▶ **Work to complete**: Show every line below where "screenshot" can be found.

▶ **Records for the task**:
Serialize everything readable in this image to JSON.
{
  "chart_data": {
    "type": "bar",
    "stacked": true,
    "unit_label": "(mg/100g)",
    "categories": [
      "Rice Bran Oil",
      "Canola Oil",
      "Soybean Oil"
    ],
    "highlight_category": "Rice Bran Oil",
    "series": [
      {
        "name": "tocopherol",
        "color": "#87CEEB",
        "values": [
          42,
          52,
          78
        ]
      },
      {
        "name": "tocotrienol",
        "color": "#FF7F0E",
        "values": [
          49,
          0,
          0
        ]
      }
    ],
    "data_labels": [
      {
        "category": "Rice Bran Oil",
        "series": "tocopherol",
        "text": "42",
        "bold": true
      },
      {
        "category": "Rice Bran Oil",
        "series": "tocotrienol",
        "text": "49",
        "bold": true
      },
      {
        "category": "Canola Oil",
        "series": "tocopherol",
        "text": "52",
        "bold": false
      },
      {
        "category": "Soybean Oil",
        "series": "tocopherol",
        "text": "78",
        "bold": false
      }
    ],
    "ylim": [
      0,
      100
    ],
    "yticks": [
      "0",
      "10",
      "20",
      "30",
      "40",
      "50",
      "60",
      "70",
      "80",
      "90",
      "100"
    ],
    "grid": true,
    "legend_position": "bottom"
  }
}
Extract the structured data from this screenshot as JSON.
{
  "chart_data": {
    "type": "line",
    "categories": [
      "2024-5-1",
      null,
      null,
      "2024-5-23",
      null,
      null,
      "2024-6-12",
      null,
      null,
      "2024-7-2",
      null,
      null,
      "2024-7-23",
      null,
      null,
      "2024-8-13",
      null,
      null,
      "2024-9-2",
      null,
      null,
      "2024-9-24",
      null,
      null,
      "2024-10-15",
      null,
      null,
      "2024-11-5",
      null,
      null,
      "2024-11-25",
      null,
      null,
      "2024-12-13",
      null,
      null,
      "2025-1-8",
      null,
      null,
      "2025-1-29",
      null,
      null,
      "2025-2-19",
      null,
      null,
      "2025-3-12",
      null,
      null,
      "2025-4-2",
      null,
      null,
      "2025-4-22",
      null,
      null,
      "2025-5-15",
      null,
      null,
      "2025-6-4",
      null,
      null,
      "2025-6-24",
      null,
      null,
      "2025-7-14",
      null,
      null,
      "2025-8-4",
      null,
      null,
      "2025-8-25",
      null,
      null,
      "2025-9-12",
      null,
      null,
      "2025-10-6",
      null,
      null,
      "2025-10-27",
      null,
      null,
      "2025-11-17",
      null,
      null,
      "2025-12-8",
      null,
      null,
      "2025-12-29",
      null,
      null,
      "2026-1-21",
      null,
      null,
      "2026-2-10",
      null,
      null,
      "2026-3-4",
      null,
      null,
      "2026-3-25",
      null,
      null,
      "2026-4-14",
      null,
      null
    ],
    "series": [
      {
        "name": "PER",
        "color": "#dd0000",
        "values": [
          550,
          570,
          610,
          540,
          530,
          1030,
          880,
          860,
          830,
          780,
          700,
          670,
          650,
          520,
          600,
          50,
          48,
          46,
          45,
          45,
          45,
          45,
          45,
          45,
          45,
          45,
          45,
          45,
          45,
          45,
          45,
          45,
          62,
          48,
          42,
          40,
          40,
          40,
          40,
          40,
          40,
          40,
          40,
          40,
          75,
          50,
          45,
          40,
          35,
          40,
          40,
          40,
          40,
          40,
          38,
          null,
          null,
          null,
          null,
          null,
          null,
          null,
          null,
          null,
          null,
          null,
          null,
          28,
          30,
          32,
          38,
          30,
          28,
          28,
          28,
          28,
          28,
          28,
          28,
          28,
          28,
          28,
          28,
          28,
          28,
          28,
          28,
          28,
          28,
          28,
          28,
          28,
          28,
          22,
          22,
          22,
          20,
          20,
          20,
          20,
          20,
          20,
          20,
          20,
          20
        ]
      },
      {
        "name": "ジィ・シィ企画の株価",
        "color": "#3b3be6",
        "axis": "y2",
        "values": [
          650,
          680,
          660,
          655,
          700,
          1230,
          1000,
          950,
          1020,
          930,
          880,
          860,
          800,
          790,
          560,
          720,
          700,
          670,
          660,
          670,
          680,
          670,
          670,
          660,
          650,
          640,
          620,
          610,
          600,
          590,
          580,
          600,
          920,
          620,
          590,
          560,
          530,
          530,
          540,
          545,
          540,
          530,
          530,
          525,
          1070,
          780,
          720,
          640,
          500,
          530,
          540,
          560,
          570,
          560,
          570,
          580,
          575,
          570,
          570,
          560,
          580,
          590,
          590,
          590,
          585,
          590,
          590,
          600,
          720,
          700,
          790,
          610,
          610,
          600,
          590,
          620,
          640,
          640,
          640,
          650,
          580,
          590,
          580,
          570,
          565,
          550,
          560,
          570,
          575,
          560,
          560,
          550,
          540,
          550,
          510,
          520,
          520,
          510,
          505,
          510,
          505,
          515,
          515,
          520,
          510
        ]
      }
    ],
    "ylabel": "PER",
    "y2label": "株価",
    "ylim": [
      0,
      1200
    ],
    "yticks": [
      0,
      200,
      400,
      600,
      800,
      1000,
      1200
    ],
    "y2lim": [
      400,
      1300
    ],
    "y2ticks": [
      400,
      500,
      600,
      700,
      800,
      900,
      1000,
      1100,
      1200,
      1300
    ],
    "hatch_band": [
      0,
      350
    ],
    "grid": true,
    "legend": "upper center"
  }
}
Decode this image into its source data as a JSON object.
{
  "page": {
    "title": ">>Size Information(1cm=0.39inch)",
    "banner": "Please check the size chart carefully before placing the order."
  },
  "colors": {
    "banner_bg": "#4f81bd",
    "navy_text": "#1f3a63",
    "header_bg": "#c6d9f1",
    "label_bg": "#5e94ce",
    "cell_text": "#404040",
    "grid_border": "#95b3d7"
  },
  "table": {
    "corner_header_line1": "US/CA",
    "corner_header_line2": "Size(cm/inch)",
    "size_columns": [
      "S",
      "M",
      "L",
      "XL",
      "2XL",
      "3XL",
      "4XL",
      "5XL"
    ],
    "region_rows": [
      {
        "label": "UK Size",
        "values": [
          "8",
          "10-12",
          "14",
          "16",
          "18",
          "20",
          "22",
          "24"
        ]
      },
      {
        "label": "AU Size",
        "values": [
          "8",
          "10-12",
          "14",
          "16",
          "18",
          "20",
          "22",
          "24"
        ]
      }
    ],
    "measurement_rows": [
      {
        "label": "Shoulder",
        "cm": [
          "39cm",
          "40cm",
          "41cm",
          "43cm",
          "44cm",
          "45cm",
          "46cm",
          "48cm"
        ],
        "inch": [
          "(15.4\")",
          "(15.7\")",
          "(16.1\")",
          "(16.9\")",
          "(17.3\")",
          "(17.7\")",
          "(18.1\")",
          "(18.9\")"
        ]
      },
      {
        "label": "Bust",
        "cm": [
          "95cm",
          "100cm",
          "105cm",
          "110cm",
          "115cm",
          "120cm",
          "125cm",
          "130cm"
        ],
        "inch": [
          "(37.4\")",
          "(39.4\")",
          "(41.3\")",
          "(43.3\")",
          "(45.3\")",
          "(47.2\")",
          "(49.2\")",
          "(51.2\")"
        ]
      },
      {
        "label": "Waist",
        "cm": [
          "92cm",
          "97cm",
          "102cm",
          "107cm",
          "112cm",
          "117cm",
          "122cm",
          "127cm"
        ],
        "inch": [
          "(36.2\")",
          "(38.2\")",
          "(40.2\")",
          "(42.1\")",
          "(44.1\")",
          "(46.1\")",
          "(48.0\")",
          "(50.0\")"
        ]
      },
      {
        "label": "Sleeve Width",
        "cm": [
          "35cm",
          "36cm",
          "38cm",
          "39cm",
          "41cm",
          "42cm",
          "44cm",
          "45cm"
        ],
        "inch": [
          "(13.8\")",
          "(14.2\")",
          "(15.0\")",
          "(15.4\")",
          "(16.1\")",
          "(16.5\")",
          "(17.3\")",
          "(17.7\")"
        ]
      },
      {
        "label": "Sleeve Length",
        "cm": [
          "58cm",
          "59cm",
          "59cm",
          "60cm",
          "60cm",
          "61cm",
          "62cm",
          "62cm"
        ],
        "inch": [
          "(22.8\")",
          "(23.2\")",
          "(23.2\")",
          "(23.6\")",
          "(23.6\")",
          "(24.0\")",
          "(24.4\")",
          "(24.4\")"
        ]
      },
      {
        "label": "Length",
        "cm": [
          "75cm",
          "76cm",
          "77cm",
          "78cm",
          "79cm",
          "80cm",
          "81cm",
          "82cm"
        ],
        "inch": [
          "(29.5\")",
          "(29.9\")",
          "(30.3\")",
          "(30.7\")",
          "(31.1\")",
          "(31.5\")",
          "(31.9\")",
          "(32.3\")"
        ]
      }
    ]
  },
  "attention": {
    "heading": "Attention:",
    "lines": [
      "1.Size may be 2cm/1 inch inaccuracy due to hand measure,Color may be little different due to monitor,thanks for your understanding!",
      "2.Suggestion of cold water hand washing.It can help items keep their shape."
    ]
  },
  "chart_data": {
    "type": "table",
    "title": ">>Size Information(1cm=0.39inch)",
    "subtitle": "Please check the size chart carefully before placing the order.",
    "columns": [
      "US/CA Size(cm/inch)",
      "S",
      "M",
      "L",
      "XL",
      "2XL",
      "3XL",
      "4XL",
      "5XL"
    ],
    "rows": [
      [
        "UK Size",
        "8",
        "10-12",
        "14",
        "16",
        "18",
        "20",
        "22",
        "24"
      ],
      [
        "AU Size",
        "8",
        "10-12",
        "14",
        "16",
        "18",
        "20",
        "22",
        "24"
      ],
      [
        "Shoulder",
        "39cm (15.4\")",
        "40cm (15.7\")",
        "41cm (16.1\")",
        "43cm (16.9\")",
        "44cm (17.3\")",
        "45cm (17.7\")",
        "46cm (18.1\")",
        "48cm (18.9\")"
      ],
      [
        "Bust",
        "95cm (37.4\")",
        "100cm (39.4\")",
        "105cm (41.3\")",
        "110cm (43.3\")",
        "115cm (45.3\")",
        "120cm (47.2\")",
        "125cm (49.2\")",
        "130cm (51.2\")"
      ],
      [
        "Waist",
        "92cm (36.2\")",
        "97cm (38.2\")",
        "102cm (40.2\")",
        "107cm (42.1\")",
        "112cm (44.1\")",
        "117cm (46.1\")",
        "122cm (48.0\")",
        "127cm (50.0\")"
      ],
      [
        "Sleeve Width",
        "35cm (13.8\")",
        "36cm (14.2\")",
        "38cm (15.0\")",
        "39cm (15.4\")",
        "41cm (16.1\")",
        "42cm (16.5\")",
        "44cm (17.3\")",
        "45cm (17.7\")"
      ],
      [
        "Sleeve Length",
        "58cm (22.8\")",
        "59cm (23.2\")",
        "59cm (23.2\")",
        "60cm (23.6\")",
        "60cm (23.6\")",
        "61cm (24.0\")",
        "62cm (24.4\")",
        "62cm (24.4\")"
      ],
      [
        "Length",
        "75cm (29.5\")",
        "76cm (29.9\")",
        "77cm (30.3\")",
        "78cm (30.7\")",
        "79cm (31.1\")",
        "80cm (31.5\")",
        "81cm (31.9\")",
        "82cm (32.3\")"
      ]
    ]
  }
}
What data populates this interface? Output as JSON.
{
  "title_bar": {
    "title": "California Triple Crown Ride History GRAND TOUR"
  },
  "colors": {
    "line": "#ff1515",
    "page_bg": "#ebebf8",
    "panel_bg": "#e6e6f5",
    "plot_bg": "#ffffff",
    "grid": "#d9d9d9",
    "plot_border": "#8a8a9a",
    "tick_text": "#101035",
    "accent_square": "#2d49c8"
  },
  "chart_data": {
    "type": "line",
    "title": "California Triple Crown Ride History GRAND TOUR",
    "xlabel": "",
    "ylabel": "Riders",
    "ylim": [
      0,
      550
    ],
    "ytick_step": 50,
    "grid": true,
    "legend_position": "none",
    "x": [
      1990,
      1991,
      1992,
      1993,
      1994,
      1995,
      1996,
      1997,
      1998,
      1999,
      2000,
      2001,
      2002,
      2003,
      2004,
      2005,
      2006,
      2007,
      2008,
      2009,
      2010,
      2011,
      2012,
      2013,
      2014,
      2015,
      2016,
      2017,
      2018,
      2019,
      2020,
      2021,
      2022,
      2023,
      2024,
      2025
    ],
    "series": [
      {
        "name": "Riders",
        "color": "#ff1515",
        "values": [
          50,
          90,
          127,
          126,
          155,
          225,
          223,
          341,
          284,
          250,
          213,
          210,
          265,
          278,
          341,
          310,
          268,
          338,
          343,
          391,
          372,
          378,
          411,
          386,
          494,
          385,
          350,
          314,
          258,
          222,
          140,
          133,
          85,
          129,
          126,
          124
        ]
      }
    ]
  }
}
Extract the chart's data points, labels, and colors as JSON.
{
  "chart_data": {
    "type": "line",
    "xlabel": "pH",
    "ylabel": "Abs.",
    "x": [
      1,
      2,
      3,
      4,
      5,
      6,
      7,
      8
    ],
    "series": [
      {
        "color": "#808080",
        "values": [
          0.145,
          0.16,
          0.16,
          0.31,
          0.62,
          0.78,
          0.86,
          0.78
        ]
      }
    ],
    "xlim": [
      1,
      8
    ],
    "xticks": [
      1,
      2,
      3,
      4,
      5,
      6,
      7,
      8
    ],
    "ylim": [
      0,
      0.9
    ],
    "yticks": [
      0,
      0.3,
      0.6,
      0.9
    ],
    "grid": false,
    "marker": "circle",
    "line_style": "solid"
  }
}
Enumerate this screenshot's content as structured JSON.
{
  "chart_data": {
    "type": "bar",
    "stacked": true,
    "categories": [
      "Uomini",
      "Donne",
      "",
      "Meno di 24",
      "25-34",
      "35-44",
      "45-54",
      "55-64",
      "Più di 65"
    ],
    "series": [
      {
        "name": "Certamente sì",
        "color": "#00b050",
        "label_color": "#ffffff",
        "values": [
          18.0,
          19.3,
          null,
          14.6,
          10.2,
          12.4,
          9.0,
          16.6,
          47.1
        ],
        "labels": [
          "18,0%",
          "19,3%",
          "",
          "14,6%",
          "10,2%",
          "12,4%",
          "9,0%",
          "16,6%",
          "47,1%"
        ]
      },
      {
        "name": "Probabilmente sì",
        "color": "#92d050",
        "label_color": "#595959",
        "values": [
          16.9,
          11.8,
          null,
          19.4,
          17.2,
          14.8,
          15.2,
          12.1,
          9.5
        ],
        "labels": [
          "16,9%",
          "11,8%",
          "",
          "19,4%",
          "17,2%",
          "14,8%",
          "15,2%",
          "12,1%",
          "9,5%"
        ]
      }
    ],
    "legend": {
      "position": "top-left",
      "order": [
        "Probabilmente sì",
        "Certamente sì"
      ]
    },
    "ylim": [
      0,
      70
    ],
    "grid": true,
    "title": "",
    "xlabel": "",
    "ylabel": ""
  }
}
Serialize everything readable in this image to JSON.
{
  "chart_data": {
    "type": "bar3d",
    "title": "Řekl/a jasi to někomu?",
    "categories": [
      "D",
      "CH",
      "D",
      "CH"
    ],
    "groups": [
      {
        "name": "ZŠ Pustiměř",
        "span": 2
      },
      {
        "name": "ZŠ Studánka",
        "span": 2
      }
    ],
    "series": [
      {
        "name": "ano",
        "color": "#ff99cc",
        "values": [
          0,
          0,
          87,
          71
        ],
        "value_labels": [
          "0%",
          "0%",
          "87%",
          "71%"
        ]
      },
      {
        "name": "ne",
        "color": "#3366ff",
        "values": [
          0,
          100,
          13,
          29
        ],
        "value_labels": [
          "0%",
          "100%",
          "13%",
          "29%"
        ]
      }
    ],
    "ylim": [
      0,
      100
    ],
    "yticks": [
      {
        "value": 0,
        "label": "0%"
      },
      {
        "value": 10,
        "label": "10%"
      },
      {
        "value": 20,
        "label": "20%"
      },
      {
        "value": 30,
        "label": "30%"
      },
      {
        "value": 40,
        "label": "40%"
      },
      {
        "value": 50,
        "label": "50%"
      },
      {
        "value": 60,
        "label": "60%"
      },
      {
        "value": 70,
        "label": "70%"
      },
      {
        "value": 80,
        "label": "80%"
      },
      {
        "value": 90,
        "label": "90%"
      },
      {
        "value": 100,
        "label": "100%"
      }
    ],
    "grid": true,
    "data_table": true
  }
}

▶ **Solution**:
Extract the structured data from this screenshot as JSON.
Enumerate this screenshot's content as structured JSON.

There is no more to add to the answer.